━━━━━ Data rows
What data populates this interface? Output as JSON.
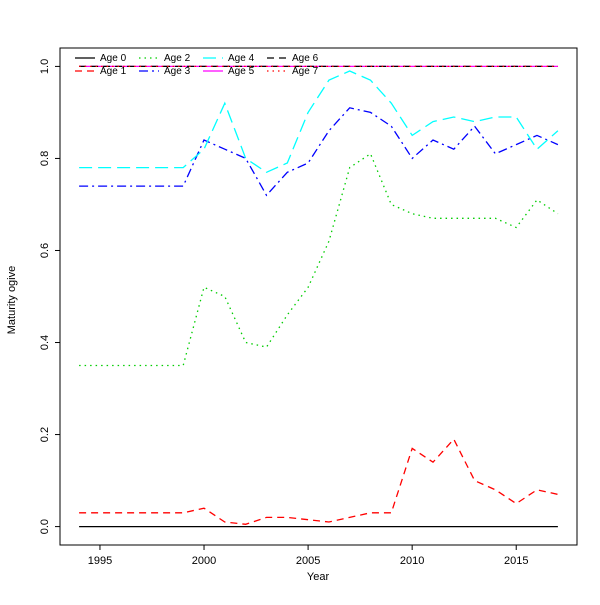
{
  "figure": {
    "background": "#ffffff"
  },
  "chart_data": {
    "type": "line",
    "title": "",
    "xlabel": "Year",
    "ylabel": "Maturity ogive",
    "xlim": [
      1994,
      2017
    ],
    "ylim": [
      0.0,
      1.0
    ],
    "grid": false,
    "legend_position": "top-left-two-rows",
    "legend_ncol": 4,
    "xticks": [
      1995,
      2000,
      2005,
      2010,
      2015
    ],
    "xtick_labels": [
      "1995",
      "2000",
      "2005",
      "2010",
      "2015"
    ],
    "yticks": [
      0.0,
      0.2,
      0.4,
      0.6,
      0.8,
      1.0
    ],
    "ytick_labels": [
      "0.0",
      "0.2",
      "0.4",
      "0.6",
      "0.8",
      "1.0"
    ],
    "x": [
      1994,
      1995,
      1996,
      1997,
      1998,
      1999,
      2000,
      2001,
      2002,
      2003,
      2004,
      2005,
      2006,
      2007,
      2008,
      2009,
      2010,
      2011,
      2012,
      2013,
      2014,
      2015,
      2016,
      2017
    ],
    "series": [
      {
        "name": "Age 0",
        "color": "#000000",
        "linestyle": "solid",
        "values": [
          0,
          0,
          0,
          0,
          0,
          0,
          0,
          0,
          0,
          0,
          0,
          0,
          0,
          0,
          0,
          0,
          0,
          0,
          0,
          0,
          0,
          0,
          0,
          0
        ]
      },
      {
        "name": "Age 1",
        "color": "#ff0000",
        "linestyle": "dashed",
        "values": [
          0.03,
          0.03,
          0.03,
          0.03,
          0.03,
          0.03,
          0.04,
          0.01,
          0.005,
          0.02,
          0.02,
          0.015,
          0.01,
          0.02,
          0.03,
          0.03,
          0.17,
          0.14,
          0.19,
          0.1,
          0.08,
          0.05,
          0.08,
          0.07
        ]
      },
      {
        "name": "Age 2",
        "color": "#00cd00",
        "linestyle": "dotted",
        "values": [
          0.35,
          0.35,
          0.35,
          0.35,
          0.35,
          0.35,
          0.52,
          0.5,
          0.4,
          0.39,
          0.46,
          0.52,
          0.62,
          0.78,
          0.81,
          0.7,
          0.68,
          0.67,
          0.67,
          0.67,
          0.67,
          0.65,
          0.71,
          0.68
        ]
      },
      {
        "name": "Age 3",
        "color": "#0000ff",
        "linestyle": "dashdot",
        "values": [
          0.74,
          0.74,
          0.74,
          0.74,
          0.74,
          0.74,
          0.84,
          0.82,
          0.8,
          0.72,
          0.77,
          0.79,
          0.86,
          0.91,
          0.9,
          0.87,
          0.8,
          0.84,
          0.82,
          0.87,
          0.81,
          0.83,
          0.85,
          0.83
        ]
      },
      {
        "name": "Age 4",
        "color": "#00ffff",
        "linestyle": "longdash",
        "values": [
          0.78,
          0.78,
          0.78,
          0.78,
          0.78,
          0.78,
          0.82,
          0.92,
          0.8,
          0.77,
          0.79,
          0.9,
          0.97,
          0.99,
          0.97,
          0.92,
          0.85,
          0.88,
          0.89,
          0.88,
          0.89,
          0.89,
          0.82,
          0.86
        ]
      },
      {
        "name": "Age 5",
        "color": "#ff00ff",
        "linestyle": "solid",
        "values": [
          1,
          1,
          1,
          1,
          1,
          1,
          1,
          1,
          1,
          1,
          1,
          1,
          1,
          1,
          1,
          1,
          1,
          1,
          1,
          1,
          1,
          1,
          1,
          1
        ]
      },
      {
        "name": "Age 6",
        "color": "#000000",
        "linestyle": "dashed",
        "values": [
          1,
          1,
          1,
          1,
          1,
          1,
          1,
          1,
          1,
          1,
          1,
          1,
          1,
          1,
          1,
          1,
          1,
          1,
          1,
          1,
          1,
          1,
          1,
          1
        ]
      },
      {
        "name": "Age 7",
        "color": "#ff0000",
        "linestyle": "dotted",
        "values": [
          1,
          1,
          1,
          1,
          1,
          1,
          1,
          1,
          1,
          1,
          1,
          1,
          1,
          1,
          1,
          1,
          1,
          1,
          1,
          1,
          1,
          1,
          1,
          1
        ]
      }
    ]
  }
}
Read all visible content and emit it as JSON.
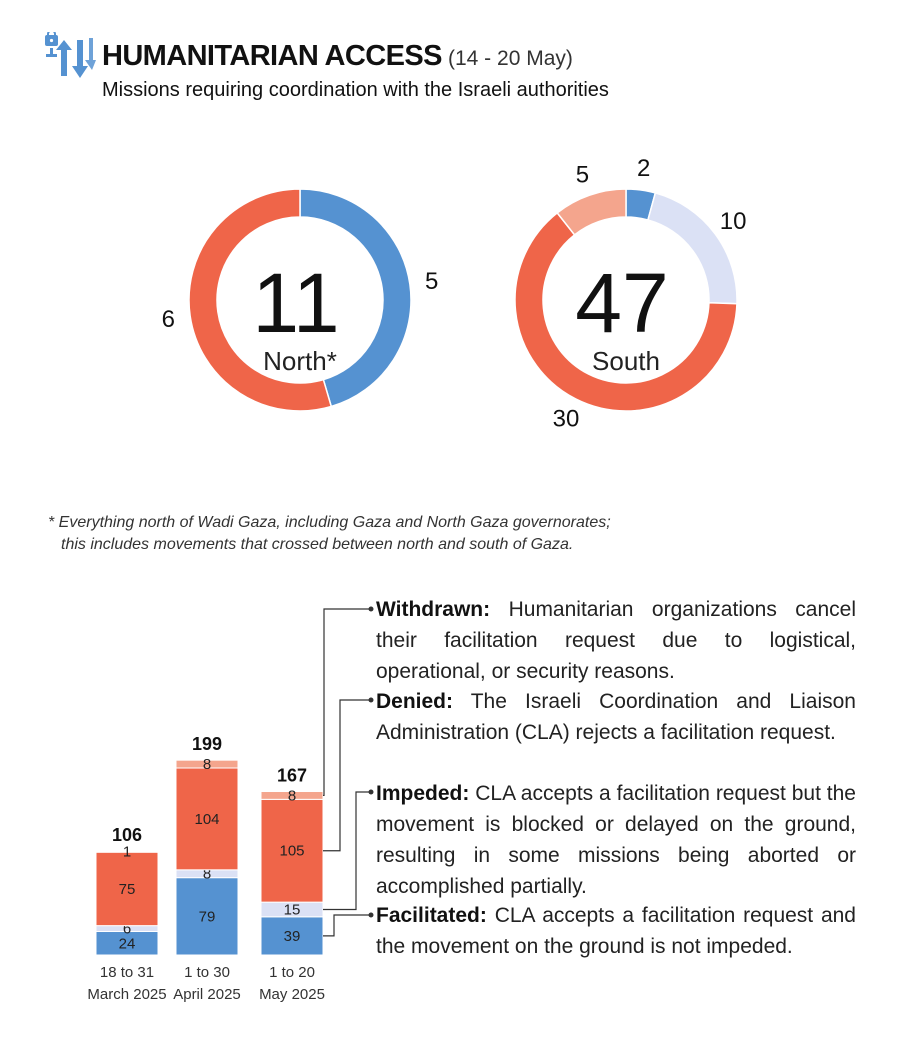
{
  "header": {
    "title": "HUMANITARIAN ACCESS",
    "dates": "(14 - 20 May)",
    "subtitle": "Missions requiring coordination with the Israeli authorities",
    "logo_icon": "access-arrows-lock-icon"
  },
  "colors": {
    "facilitated": "#5592d1",
    "impeded": "#dbe1f5",
    "denied": "#ef6549",
    "withdrawn": "#f4a58d",
    "text": "#222222"
  },
  "chart_data": [
    {
      "type": "pie",
      "variant": "donut",
      "total": 11,
      "center_label": "North*",
      "slices": [
        {
          "category": "Facilitated",
          "value": 5
        },
        {
          "category": "Impeded",
          "value": 0
        },
        {
          "category": "Denied",
          "value": 6
        },
        {
          "category": "Withdrawn",
          "value": 0
        }
      ]
    },
    {
      "type": "pie",
      "variant": "donut",
      "total": 47,
      "center_label": "South",
      "slices": [
        {
          "category": "Facilitated",
          "value": 2
        },
        {
          "category": "Impeded",
          "value": 10
        },
        {
          "category": "Denied",
          "value": 30
        },
        {
          "category": "Withdrawn",
          "value": 5
        }
      ]
    },
    {
      "type": "bar",
      "stacked": true,
      "categories": [
        [
          "18 to 31",
          "March 2025"
        ],
        [
          "1 to 30",
          "April 2025"
        ],
        [
          "1 to 20",
          "May 2025"
        ]
      ],
      "totals": [
        106,
        199,
        167
      ],
      "series": [
        {
          "name": "Facilitated",
          "values": [
            24,
            79,
            39
          ]
        },
        {
          "name": "Impeded",
          "values": [
            6,
            8,
            15
          ]
        },
        {
          "name": "Denied",
          "values": [
            75,
            104,
            105
          ]
        },
        {
          "name": "Withdrawn",
          "values": [
            1,
            8,
            8
          ]
        }
      ]
    }
  ],
  "footnote": {
    "line1": "* Everything north of Wadi Gaza, including Gaza and North Gaza governorates;",
    "line2": "this includes movements that crossed between north and south of Gaza."
  },
  "legend": {
    "withdrawn": {
      "term": "Withdrawn:",
      "text": "Humanitarian organizations cancel their facilitation request due to logistical, operational, or security reasons."
    },
    "denied": {
      "term": "Denied:",
      "text": "The Israeli Coordination and Liaison Administration (CLA) rejects a facilitation request."
    },
    "impeded": {
      "term": "Impeded:",
      "text": "CLA accepts a facilitation request but the movement is blocked or delayed on the ground, resulting in some missions being aborted or accomplished partially."
    },
    "facilitated": {
      "term": "Facilitated:",
      "text": "CLA accepts a facilitation request and the movement on the ground is not impeded."
    }
  }
}
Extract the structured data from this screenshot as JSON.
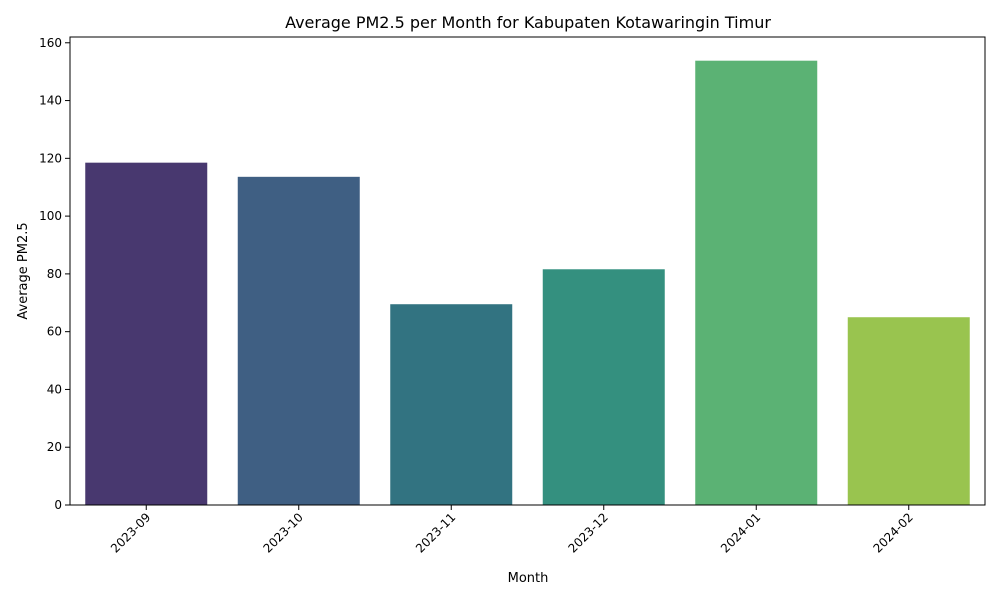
{
  "chart_data": {
    "type": "bar",
    "title": "Average PM2.5 per Month for Kabupaten Kotawaringin Timur",
    "xlabel": "Month",
    "ylabel": "Average PM2.5",
    "categories": [
      "2023-09",
      "2023-10",
      "2023-11",
      "2023-12",
      "2024-01",
      "2024-02"
    ],
    "values": [
      118.5,
      113.6,
      69.5,
      81.6,
      153.8,
      65.0
    ],
    "colors": [
      "#48386f",
      "#3f5f83",
      "#327381",
      "#34907f",
      "#5bb274",
      "#99c44f"
    ],
    "ylim": [
      0,
      162
    ],
    "yticks": [
      0,
      20,
      40,
      60,
      80,
      100,
      120,
      140,
      160
    ],
    "grid": false,
    "legend": "none"
  }
}
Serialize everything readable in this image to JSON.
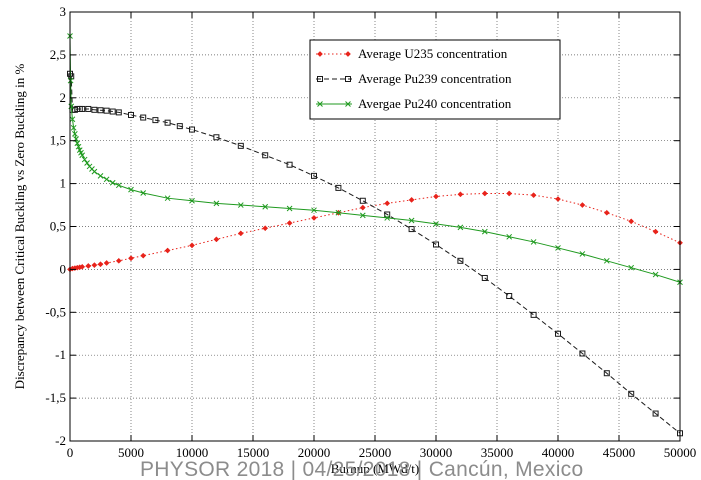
━━━━━━━━━━
**Task to carry out**
Repeat the material above word for word, please, apart from its images.

**Finished answer**
What data populates this interface? Output as JSON.
{
  "figure": {
    "background": "#ffffff"
  },
  "chart_data": {
    "type": "line",
    "title": "",
    "xlabel": "Year",
    "ylabel": "Maturity ogive",
    "xlim": [
      1994,
      2017
    ],
    "ylim": [
      0.0,
      1.0
    ],
    "grid": false,
    "legend_position": "top-left-two-rows",
    "legend_ncol": 4,
    "xticks": [
      1995,
      2000,
      2005,
      2010,
      2015
    ],
    "xtick_labels": [
      "1995",
      "2000",
      "2005",
      "2010",
      "2015"
    ],
    "yticks": [
      0.0,
      0.2,
      0.4,
      0.6,
      0.8,
      1.0
    ],
    "ytick_labels": [
      "0.0",
      "0.2",
      "0.4",
      "0.6",
      "0.8",
      "1.0"
    ],
    "x": [
      1994,
      1995,
      1996,
      1997,
      1998,
      1999,
      2000,
      2001,
      2002,
      2003,
      2004,
      2005,
      2006,
      2007,
      2008,
      2009,
      2010,
      2011,
      2012,
      2013,
      2014,
      2015,
      2016,
      2017
    ],
    "series": [
      {
        "name": "Age 0",
        "color": "#000000",
        "linestyle": "solid",
        "values": [
          0,
          0,
          0,
          0,
          0,
          0,
          0,
          0,
          0,
          0,
          0,
          0,
          0,
          0,
          0,
          0,
          0,
          0,
          0,
          0,
          0,
          0,
          0,
          0
        ]
      },
      {
        "name": "Age 1",
        "color": "#ff0000",
        "linestyle": "dashed",
        "values": [
          0.03,
          0.03,
          0.03,
          0.03,
          0.03,
          0.03,
          0.04,
          0.01,
          0.005,
          0.02,
          0.02,
          0.015,
          0.01,
          0.02,
          0.03,
          0.03,
          0.17,
          0.14,
          0.19,
          0.1,
          0.08,
          0.05,
          0.08,
          0.07
        ]
      },
      {
        "name": "Age 2",
        "color": "#00cd00",
        "linestyle": "dotted",
        "values": [
          0.35,
          0.35,
          0.35,
          0.35,
          0.35,
          0.35,
          0.52,
          0.5,
          0.4,
          0.39,
          0.46,
          0.52,
          0.62,
          0.78,
          0.81,
          0.7,
          0.68,
          0.67,
          0.67,
          0.67,
          0.67,
          0.65,
          0.71,
          0.68
        ]
      },
      {
        "name": "Age 3",
        "color": "#0000ff",
        "linestyle": "dashdot",
        "values": [
          0.74,
          0.74,
          0.74,
          0.74,
          0.74,
          0.74,
          0.84,
          0.82,
          0.8,
          0.72,
          0.77,
          0.79,
          0.86,
          0.91,
          0.9,
          0.87,
          0.8,
          0.84,
          0.82,
          0.87,
          0.81,
          0.83,
          0.85,
          0.83
        ]
      },
      {
        "name": "Age 4",
        "color": "#00ffff",
        "linestyle": "longdash",
        "values": [
          0.78,
          0.78,
          0.78,
          0.78,
          0.78,
          0.78,
          0.82,
          0.92,
          0.8,
          0.77,
          0.79,
          0.9,
          0.97,
          0.99,
          0.97,
          0.92,
          0.85,
          0.88,
          0.89,
          0.88,
          0.89,
          0.89,
          0.82,
          0.86
        ]
      },
      {
        "name": "Age 5",
        "color": "#ff00ff",
        "linestyle": "solid",
        "values": [
          1,
          1,
          1,
          1,
          1,
          1,
          1,
          1,
          1,
          1,
          1,
          1,
          1,
          1,
          1,
          1,
          1,
          1,
          1,
          1,
          1,
          1,
          1,
          1
        ]
      },
      {
        "name": "Age 6",
        "color": "#000000",
        "linestyle": "dashed",
        "values": [
          1,
          1,
          1,
          1,
          1,
          1,
          1,
          1,
          1,
          1,
          1,
          1,
          1,
          1,
          1,
          1,
          1,
          1,
          1,
          1,
          1,
          1,
          1,
          1
        ]
      },
      {
        "name": "Age 7",
        "color": "#ff0000",
        "linestyle": "dotted",
        "values": [
          1,
          1,
          1,
          1,
          1,
          1,
          1,
          1,
          1,
          1,
          1,
          1,
          1,
          1,
          1,
          1,
          1,
          1,
          1,
          1,
          1,
          1,
          1,
          1
        ]
      }
    ]
  }
}
Read all visible content and emit it as JSON.
{
  "header": {
    "title": "HUMANITARIAN ACCESS",
    "dates": "(14 - 20 May)",
    "subtitle": "Missions requiring coordination with the Israeli authorities",
    "logo_icon": "access-arrows-lock-icon"
  },
  "colors": {
    "facilitated": "#5592d1",
    "impeded": "#dbe1f5",
    "denied": "#ef6549",
    "withdrawn": "#f4a58d",
    "text": "#222222"
  },
  "chart_data": [
    {
      "type": "pie",
      "variant": "donut",
      "total": 11,
      "center_label": "North*",
      "slices": [
        {
          "category": "Facilitated",
          "value": 5
        },
        {
          "category": "Impeded",
          "value": 0
        },
        {
          "category": "Denied",
          "value": 6
        },
        {
          "category": "Withdrawn",
          "value": 0
        }
      ]
    },
    {
      "type": "pie",
      "variant": "donut",
      "total": 47,
      "center_label": "South",
      "slices": [
        {
          "category": "Facilitated",
          "value": 2
        },
        {
          "category": "Impeded",
          "value": 10
        },
        {
          "category": "Denied",
          "value": 30
        },
        {
          "category": "Withdrawn",
          "value": 5
        }
      ]
    },
    {
      "type": "bar",
      "stacked": true,
      "categories": [
        [
          "18 to 31",
          "March 2025"
        ],
        [
          "1 to 30",
          "April 2025"
        ],
        [
          "1 to 20",
          "May 2025"
        ]
      ],
      "totals": [
        106,
        199,
        167
      ],
      "series": [
        {
          "name": "Facilitated",
          "values": [
            24,
            79,
            39
          ]
        },
        {
          "name": "Impeded",
          "values": [
            6,
            8,
            15
          ]
        },
        {
          "name": "Denied",
          "values": [
            75,
            104,
            105
          ]
        },
        {
          "name": "Withdrawn",
          "values": [
            1,
            8,
            8
          ]
        }
      ]
    }
  ],
  "footnote": {
    "line1": "* Everything north of Wadi Gaza, including Gaza and North Gaza governorates;",
    "line2": "this includes movements that crossed between north and south of Gaza."
  },
  "legend": {
    "withdrawn": {
      "term": "Withdrawn:",
      "text": "Humanitarian organizations cancel their facilitation request due to logistical, operational, or security reasons."
    },
    "denied": {
      "term": "Denied:",
      "text": "The Israeli Coordination and Liaison Administration (CLA) rejects a facilitation request."
    },
    "impeded": {
      "term": "Impeded:",
      "text": "CLA accepts a facilitation request but the movement is blocked or delayed on the ground, resulting in some missions being aborted or accomplished partially."
    },
    "facilitated": {
      "term": "Facilitated:",
      "text": "CLA accepts a facilitation request and the movement on the ground is not impeded."
    }
  }
}
Extract the structured data from this screenshot as JSON.
{
  "chart_data": {
    "type": "bar",
    "title": "Average PM2.5 per Month for Kabupaten Kotawaringin Timur",
    "xlabel": "Month",
    "ylabel": "Average PM2.5",
    "categories": [
      "2023-09",
      "2023-10",
      "2023-11",
      "2023-12",
      "2024-01",
      "2024-02"
    ],
    "values": [
      118.5,
      113.6,
      69.5,
      81.6,
      153.8,
      65.0
    ],
    "colors": [
      "#48386f",
      "#3f5f83",
      "#327381",
      "#34907f",
      "#5bb274",
      "#99c44f"
    ],
    "ylim": [
      0,
      162
    ],
    "yticks": [
      0,
      20,
      40,
      60,
      80,
      100,
      120,
      140,
      160
    ],
    "grid": false,
    "legend": "none"
  }
}
Serialize everything readable in this image to JSON.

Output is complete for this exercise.